++++ DATA SUPPLIED ++++

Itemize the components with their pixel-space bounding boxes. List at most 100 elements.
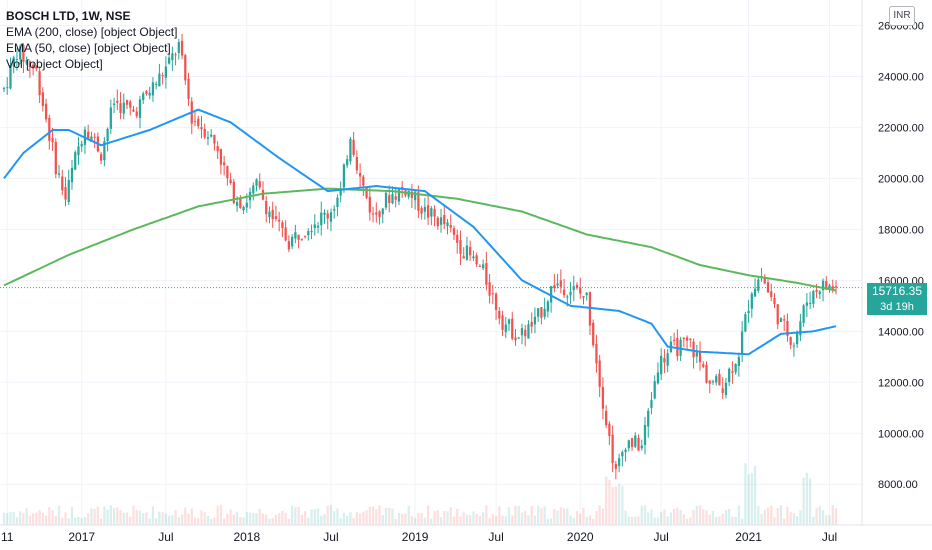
candle-body <box>818 291 821 295</box>
candle-body <box>352 139 355 155</box>
candle-body <box>336 197 339 208</box>
volume-bar <box>25 508 28 525</box>
volume-bar <box>48 506 51 525</box>
candle-body <box>796 332 799 345</box>
candle-body <box>737 357 741 366</box>
candle-body <box>773 297 776 305</box>
volume-bar <box>174 510 177 525</box>
volume-bar <box>663 509 666 525</box>
price-tick-label: 18000.00 <box>878 224 924 236</box>
time-axis[interactable]: 11 2017 Jul 2018 Jul 2019 Jul 2020 Jul 2021 Jul <box>1 530 837 544</box>
volume-bar <box>96 506 100 525</box>
candle-body <box>546 301 550 312</box>
volume-bar <box>355 511 359 525</box>
candle-body <box>213 134 216 144</box>
volume-bar <box>595 511 598 525</box>
candle-body <box>569 291 572 296</box>
candle-body <box>388 195 391 204</box>
volume-bar <box>439 517 443 525</box>
candle-body <box>164 66 168 78</box>
volume-bar <box>70 506 74 525</box>
volume-bar <box>414 518 417 525</box>
volume-bar <box>598 505 601 525</box>
candle-body <box>229 179 232 184</box>
volume-bar <box>77 516 80 525</box>
candle-body <box>504 324 507 333</box>
volume-bar <box>614 486 617 525</box>
volume-bar <box>210 518 213 525</box>
candle-body <box>426 205 430 218</box>
candle-body <box>449 225 452 228</box>
candle-body <box>323 212 326 215</box>
candle-body <box>753 288 757 297</box>
candle-body <box>598 360 601 387</box>
volume-bar <box>391 508 394 525</box>
candle-body <box>630 438 634 447</box>
volume-bar <box>41 512 44 525</box>
volume-bar <box>326 505 329 525</box>
volume-bar <box>200 510 203 525</box>
candle-body <box>184 55 187 81</box>
volume-bar <box>381 515 384 525</box>
currency-button[interactable]: INR <box>889 6 915 26</box>
candle-body <box>87 131 90 140</box>
volume-bar <box>271 517 274 525</box>
volume-bar <box>647 512 650 525</box>
volume-bar <box>35 512 38 525</box>
volume-bar <box>28 515 32 525</box>
volume-bar <box>724 510 728 525</box>
candle-body <box>465 245 469 260</box>
volume-bar <box>494 515 498 525</box>
volume-bar <box>287 518 291 525</box>
ema50-legend[interactable]: EMA (50, close) [object Object] <box>6 41 171 55</box>
volume-bar <box>229 509 232 525</box>
candle-body <box>436 217 439 227</box>
volume-legend[interactable]: Vol [object Object] <box>6 57 103 71</box>
volume-bar <box>660 511 663 525</box>
candle-body <box>193 120 197 122</box>
candle-body <box>287 241 291 250</box>
candle-body <box>757 279 760 291</box>
volume-bar <box>546 518 550 525</box>
volume-bar <box>190 508 193 525</box>
candle-body <box>375 212 378 215</box>
volume-bar <box>129 516 132 525</box>
candle-body <box>731 371 734 373</box>
volume-bar <box>828 515 831 525</box>
candle-body <box>491 293 494 295</box>
volume-bar <box>171 515 174 525</box>
volume-bar <box>469 515 472 525</box>
volume-bar <box>443 511 446 525</box>
volume-bar <box>407 505 410 525</box>
volume-bar <box>362 511 365 525</box>
volume-bar <box>504 516 507 525</box>
price-axis[interactable]: 8000.0010000.0012000.0014000.0016000.001… <box>878 20 924 491</box>
volume-bar <box>770 505 773 525</box>
volume-bar <box>90 508 93 525</box>
volume-bar <box>708 514 711 525</box>
candle-body <box>239 199 242 209</box>
candle-body <box>549 286 553 303</box>
candle-body <box>728 368 731 383</box>
symbol-title[interactable]: BOSCH LTD, 1W, NSE <box>6 9 131 23</box>
volume-bar <box>61 517 64 525</box>
volume-bar <box>404 513 407 525</box>
candle-body <box>261 189 265 200</box>
time-tick-label: 11 <box>1 530 14 544</box>
volume-bar <box>481 512 485 525</box>
candle-body <box>763 277 766 284</box>
candle-body <box>255 179 258 186</box>
volume-bar <box>656 517 660 525</box>
candle-body <box>103 141 106 160</box>
candle-body <box>452 228 456 235</box>
ema200-legend[interactable]: EMA (200, close) [object Object] <box>6 25 178 39</box>
candle-body <box>789 337 792 345</box>
volume-bar <box>109 505 112 525</box>
volume-bar <box>268 518 271 525</box>
candle-body <box>582 296 585 298</box>
candle-body <box>265 200 268 215</box>
candle-body <box>223 162 226 165</box>
candle-body <box>514 337 517 341</box>
candle-body <box>611 434 614 464</box>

++++

### CHALLENGE
Present every line of the rows above as a JSON list of strings, one string per line, leaving out blank lines and the pictures.

### RESPONSE
[
  "Itemize the components with their pixel-space bounding boxes. List at most 100 elements.",
  "candle-body <box>818 291 821 295</box>",
  "candle-body <box>352 139 355 155</box>",
  "candle-body <box>336 197 339 208</box>",
  "volume-bar <box>25 508 28 525</box>",
  "volume-bar <box>48 506 51 525</box>",
  "candle-body <box>796 332 799 345</box>",
  "candle-body <box>737 357 741 366</box>",
  "candle-body <box>773 297 776 305</box>",
  "volume-bar <box>174 510 177 525</box>",
  "volume-bar <box>663 509 666 525</box>",
  "price-tick-label: 18000.00 <box>878 224 924 236</box>",
  "time-axis[interactable]: 11 2017 Jul 2018 Jul 2019 Jul 2020 Jul 2021 Jul <box>1 530 837 544</box>",
  "volume-bar <box>96 506 100 525</box>",
  "candle-body <box>546 301 550 312</box>",
  "volume-bar <box>355 511 359 525</box>",
  "candle-body <box>213 134 216 144</box>",
  "volume-bar <box>595 511 598 525</box>",
  "candle-body <box>569 291 572 296</box>",
  "candle-body <box>388 195 391 204</box>",
  "volume-bar <box>439 517 443 525</box>",
  "candle-body <box>164 66 168 78</box>",
  "volume-bar <box>70 506 74 525</box>",
  "volume-bar <box>414 518 417 525</box>",
  "volume-bar <box>598 505 601 525</box>",
  "candle-body <box>229 179 232 184</box>",
  "volume-bar <box>77 516 80 525</box>",
  "candle-body <box>504 324 507 333</box>",
  "volume-bar <box>614 486 617 525</box>",
  "volume-bar <box>210 518 213 525</box>",
  "candle-body <box>426 205 430 218</box>",
  "candle-body <box>449 225 452 228</box>",
  "candle-body <box>323 212 326 215</box>",
  "candle-body <box>753 288 757 297</box>",
  "candle-body <box>598 360 601 387</box>",
  "volume-bar <box>391 508 394 525</box>",
  "candle-body <box>630 438 634 447</box>",
  "volume-bar <box>41 512 44 525</box>",
  "volume-bar <box>326 505 329 525</box>",
  "volume-bar <box>200 510 203 525</box>",
  "candle-body <box>184 55 187 81</box>",
  "volume-bar <box>381 515 384 525</box>",
  "currency-button[interactable]: INR <box>889 6 915 26</box>",
  "candle-body <box>87 131 90 140</box>",
  "volume-bar <box>271 517 274 525</box>",
  "volume-bar <box>647 512 650 525</box>",
  "volume-bar <box>35 512 38 525</box>",
  "volume-bar <box>28 515 32 525</box>",
  "volume-bar <box>724 510 728 525</box>",
  "candle-body <box>465 245 469 260</box>",
  "volume-bar <box>494 515 498 525</box>",
  "volume-bar <box>287 518 291 525</box>",
  "ema50-legend[interactable]: EMA (50, close) [object Object] <box>6 41 171 55</box>",
  "volume-bar <box>229 509 232 525</box>",
  "candle-body <box>436 217 439 227</box>",
  "volume-legend[interactable]: Vol [object Object] <box>6 57 103 71</box>",
  "volume-bar <box>660 511 663 525</box>",
  "candle-body <box>193 120 197 122</box>",
  "candle-body <box>287 241 291 250</box>",
  "candle-body <box>757 279 760 291</box>",
  "volume-bar <box>546 518 550 525</box>",
  "volume-bar <box>190 508 193 525</box>",
  "candle-body <box>375 212 378 215</box>",
  "volume-bar <box>129 516 132 525</box>",
  "candle-body <box>731 371 734 373</box>",
  "volume-bar <box>828 515 831 525</box>",
  "candle-body <box>491 293 494 295</box>",
  "volume-bar <box>171 515 174 525</box>",
  "volume-bar <box>469 515 472 525</box>",
  "volume-bar <box>443 511 446 525</box>",
  "volume-bar <box>407 505 410 525</box>",
  "volume-bar <box>362 511 365 525</box>",
  "volume-bar <box>504 516 507 525</box>",
  "price-axis[interactable]: 8000.0010000.0012000.0014000.0016000.001… <box>878 20 924 491</box>",
  "volume-bar <box>770 505 773 525</box>",
  "volume-bar <box>90 508 93 525</box>",
  "volume-bar <box>708 514 711 525</box>",
  "candle-body <box>239 199 242 209</box>",
  "candle-body <box>549 286 553 303</box>",
  "candle-body <box>728 368 731 383</box>",
  "symbol-title[interactable]: BOSCH LTD, 1W, NSE <box>6 9 131 23</box>",
  "volume-bar <box>61 517 64 525</box>",
  "volume-bar <box>404 513 407 525</box>",
  "candle-body <box>261 189 265 200</box>",
  "time-tick-label: 11 <box>1 530 14 544</box>",
  "volume-bar <box>481 512 485 525</box>",
  "candle-body <box>763 277 766 284</box>",
  "candle-body <box>255 179 258 186</box>",
  "volume-bar <box>656 517 660 525</box>",
  "candle-body <box>103 141 106 160</box>",
  "candle-body <box>452 228 456 235</box>",
  "ema200-legend[interactable]: EMA (200, close) [object Object] <box>6 25 178 39</box>",
  "candle-body <box>789 337 792 345</box>",
  "volume-bar <box>109 505 112 525</box>",
  "volume-bar <box>268 518 271 525</box>",
  "candle-body <box>582 296 585 298</box>",
  "candle-body <box>265 200 268 215</box>",
  "candle-body <box>223 162 226 165</box>",
  "candle-body <box>514 337 517 341</box>",
  "candle-body <box>611 434 614 464</box>"
]